Data extracted from a collection:

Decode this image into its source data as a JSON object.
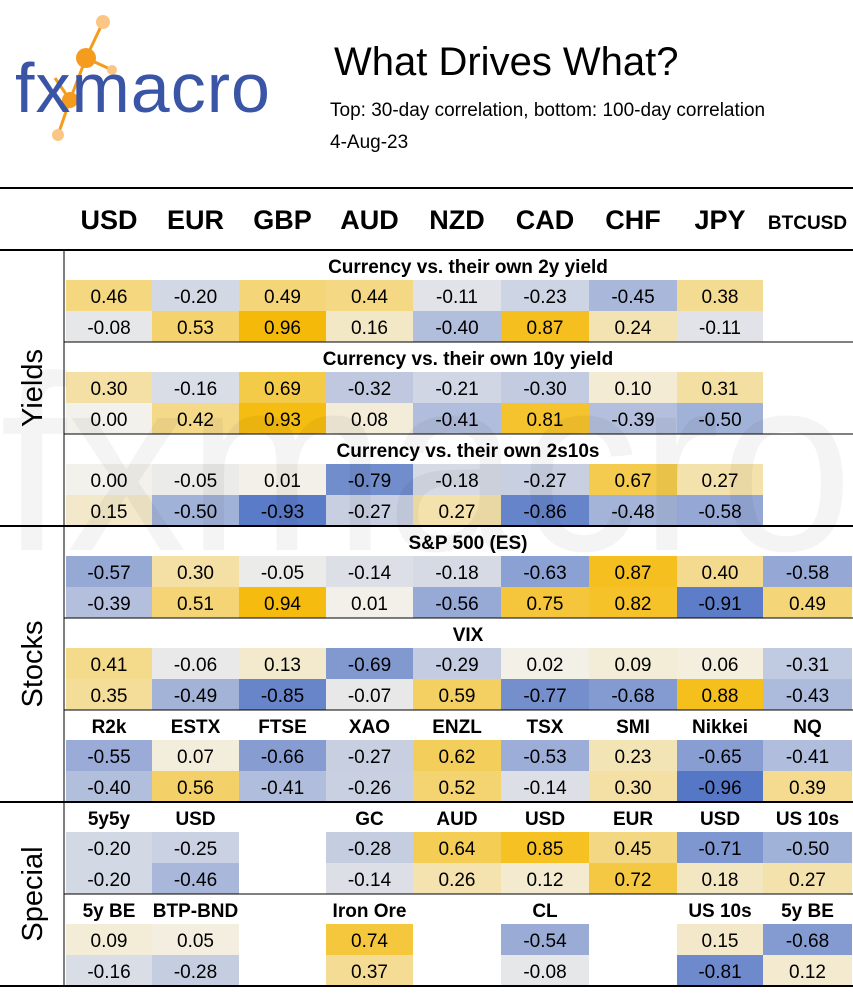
{
  "logo_text": "fxmacro",
  "watermark_text": "fxmacro",
  "header": {
    "title": "What Drives What?",
    "subtitle": "Top: 30-day correlation, bottom: 100-day correlation",
    "date": "4-Aug-23"
  },
  "colors": {
    "positive": "#f5b800",
    "negative": "#4f72c4",
    "neutral": "#f3f1ec",
    "logo_text": "#3b55a6",
    "logo_accent": "#f59b1d"
  },
  "chart_data": {
    "type": "heatmap",
    "columns": [
      "USD",
      "EUR",
      "GBP",
      "AUD",
      "NZD",
      "CAD",
      "CHF",
      "JPY",
      "BTCUSD"
    ],
    "row_legend": [
      "30-day correlation",
      "100-day correlation"
    ],
    "groups": [
      {
        "name": "Yields",
        "blocks": [
          {
            "title": "Currency vs. their own 2y yield",
            "top": [
              0.46,
              -0.2,
              0.49,
              0.44,
              -0.11,
              -0.23,
              -0.45,
              0.38,
              null
            ],
            "bottom": [
              -0.08,
              0.53,
              0.96,
              0.16,
              -0.4,
              0.87,
              0.24,
              -0.11,
              null
            ]
          },
          {
            "title": "Currency vs. their own 10y yield",
            "top": [
              0.3,
              -0.16,
              0.69,
              -0.32,
              -0.21,
              -0.3,
              0.1,
              0.31,
              null
            ],
            "bottom": [
              0.0,
              0.42,
              0.93,
              0.08,
              -0.41,
              0.81,
              -0.39,
              -0.5,
              null
            ]
          },
          {
            "title": "Currency vs. their own 2s10s",
            "top": [
              0.0,
              -0.05,
              0.01,
              -0.79,
              -0.18,
              -0.27,
              0.67,
              0.27,
              null
            ],
            "bottom": [
              0.15,
              -0.5,
              -0.93,
              -0.27,
              0.27,
              -0.86,
              -0.48,
              -0.58,
              null
            ]
          }
        ]
      },
      {
        "name": "Stocks",
        "blocks": [
          {
            "title": "S&P 500 (ES)",
            "top": [
              -0.57,
              0.3,
              -0.05,
              -0.14,
              -0.18,
              -0.63,
              0.87,
              0.4,
              -0.58
            ],
            "bottom": [
              -0.39,
              0.51,
              0.94,
              0.01,
              -0.56,
              0.75,
              0.82,
              -0.91,
              0.49
            ]
          },
          {
            "title": "VIX",
            "top": [
              0.41,
              -0.06,
              0.13,
              -0.69,
              -0.29,
              0.02,
              0.09,
              0.06,
              -0.31
            ],
            "bottom": [
              0.35,
              -0.49,
              -0.85,
              -0.07,
              0.59,
              -0.77,
              -0.68,
              0.88,
              -0.43
            ]
          },
          {
            "labels": [
              "R2k",
              "ESTX",
              "FTSE",
              "XAO",
              "ENZL",
              "TSX",
              "SMI",
              "Nikkei",
              "NQ"
            ],
            "top": [
              -0.55,
              0.07,
              -0.66,
              -0.27,
              0.62,
              -0.53,
              0.23,
              -0.65,
              -0.41
            ],
            "bottom": [
              -0.4,
              0.56,
              -0.41,
              -0.26,
              0.52,
              -0.14,
              0.3,
              -0.96,
              0.39
            ]
          }
        ]
      },
      {
        "name": "Special",
        "blocks": [
          {
            "labels": [
              "5y5y",
              "USD",
              "",
              "GC",
              "AUD",
              "USD",
              "EUR",
              "USD",
              "US 10s"
            ],
            "top": [
              -0.2,
              -0.25,
              null,
              -0.28,
              0.64,
              0.85,
              0.45,
              -0.71,
              -0.5
            ],
            "bottom": [
              -0.2,
              -0.46,
              null,
              -0.14,
              0.26,
              0.12,
              0.72,
              0.18,
              0.27
            ]
          },
          {
            "labels": [
              "5y BE",
              "BTP-BND",
              "",
              "Iron Ore",
              "",
              "CL",
              "",
              "US 10s",
              "5y BE"
            ],
            "top": [
              0.09,
              0.05,
              null,
              0.74,
              null,
              -0.54,
              null,
              0.15,
              -0.68
            ],
            "bottom": [
              -0.16,
              -0.28,
              null,
              0.37,
              null,
              -0.08,
              null,
              -0.81,
              0.12
            ]
          }
        ]
      }
    ]
  }
}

**Short task**
Quote each entry above verbatim and drop the pictures.

**In response**
Decode this image into its source data as a JSON object.
{
  "logo_text": "fxmacro",
  "watermark_text": "fxmacro",
  "header": {
    "title": "What Drives What?",
    "subtitle": "Top: 30-day correlation, bottom: 100-day correlation",
    "date": "4-Aug-23"
  },
  "colors": {
    "positive": "#f5b800",
    "negative": "#4f72c4",
    "neutral": "#f3f1ec",
    "logo_text": "#3b55a6",
    "logo_accent": "#f59b1d"
  },
  "chart_data": {
    "type": "heatmap",
    "columns": [
      "USD",
      "EUR",
      "GBP",
      "AUD",
      "NZD",
      "CAD",
      "CHF",
      "JPY",
      "BTCUSD"
    ],
    "row_legend": [
      "30-day correlation",
      "100-day correlation"
    ],
    "groups": [
      {
        "name": "Yields",
        "blocks": [
          {
            "title": "Currency vs. their own 2y yield",
            "top": [
              0.46,
              -0.2,
              0.49,
              0.44,
              -0.11,
              -0.23,
              -0.45,
              0.38,
              null
            ],
            "bottom": [
              -0.08,
              0.53,
              0.96,
              0.16,
              -0.4,
              0.87,
              0.24,
              -0.11,
              null
            ]
          },
          {
            "title": "Currency vs. their own 10y yield",
            "top": [
              0.3,
              -0.16,
              0.69,
              -0.32,
              -0.21,
              -0.3,
              0.1,
              0.31,
              null
            ],
            "bottom": [
              0.0,
              0.42,
              0.93,
              0.08,
              -0.41,
              0.81,
              -0.39,
              -0.5,
              null
            ]
          },
          {
            "title": "Currency vs. their own 2s10s",
            "top": [
              0.0,
              -0.05,
              0.01,
              -0.79,
              -0.18,
              -0.27,
              0.67,
              0.27,
              null
            ],
            "bottom": [
              0.15,
              -0.5,
              -0.93,
              -0.27,
              0.27,
              -0.86,
              -0.48,
              -0.58,
              null
            ]
          }
        ]
      },
      {
        "name": "Stocks",
        "blocks": [
          {
            "title": "S&P 500 (ES)",
            "top": [
              -0.57,
              0.3,
              -0.05,
              -0.14,
              -0.18,
              -0.63,
              0.87,
              0.4,
              -0.58
            ],
            "bottom": [
              -0.39,
              0.51,
              0.94,
              0.01,
              -0.56,
              0.75,
              0.82,
              -0.91,
              0.49
            ]
          },
          {
            "title": "VIX",
            "top": [
              0.41,
              -0.06,
              0.13,
              -0.69,
              -0.29,
              0.02,
              0.09,
              0.06,
              -0.31
            ],
            "bottom": [
              0.35,
              -0.49,
              -0.85,
              -0.07,
              0.59,
              -0.77,
              -0.68,
              0.88,
              -0.43
            ]
          },
          {
            "labels": [
              "R2k",
              "ESTX",
              "FTSE",
              "XAO",
              "ENZL",
              "TSX",
              "SMI",
              "Nikkei",
              "NQ"
            ],
            "top": [
              -0.55,
              0.07,
              -0.66,
              -0.27,
              0.62,
              -0.53,
              0.23,
              -0.65,
              -0.41
            ],
            "bottom": [
              -0.4,
              0.56,
              -0.41,
              -0.26,
              0.52,
              -0.14,
              0.3,
              -0.96,
              0.39
            ]
          }
        ]
      },
      {
        "name": "Special",
        "blocks": [
          {
            "labels": [
              "5y5y",
              "USD",
              "",
              "GC",
              "AUD",
              "USD",
              "EUR",
              "USD",
              "US 10s"
            ],
            "top": [
              -0.2,
              -0.25,
              null,
              -0.28,
              0.64,
              0.85,
              0.45,
              -0.71,
              -0.5
            ],
            "bottom": [
              -0.2,
              -0.46,
              null,
              -0.14,
              0.26,
              0.12,
              0.72,
              0.18,
              0.27
            ]
          },
          {
            "labels": [
              "5y BE",
              "BTP-BND",
              "",
              "Iron Ore",
              "",
              "CL",
              "",
              "US 10s",
              "5y BE"
            ],
            "top": [
              0.09,
              0.05,
              null,
              0.74,
              null,
              -0.54,
              null,
              0.15,
              -0.68
            ],
            "bottom": [
              -0.16,
              -0.28,
              null,
              0.37,
              null,
              -0.08,
              null,
              -0.81,
              0.12
            ]
          }
        ]
      }
    ]
  }
}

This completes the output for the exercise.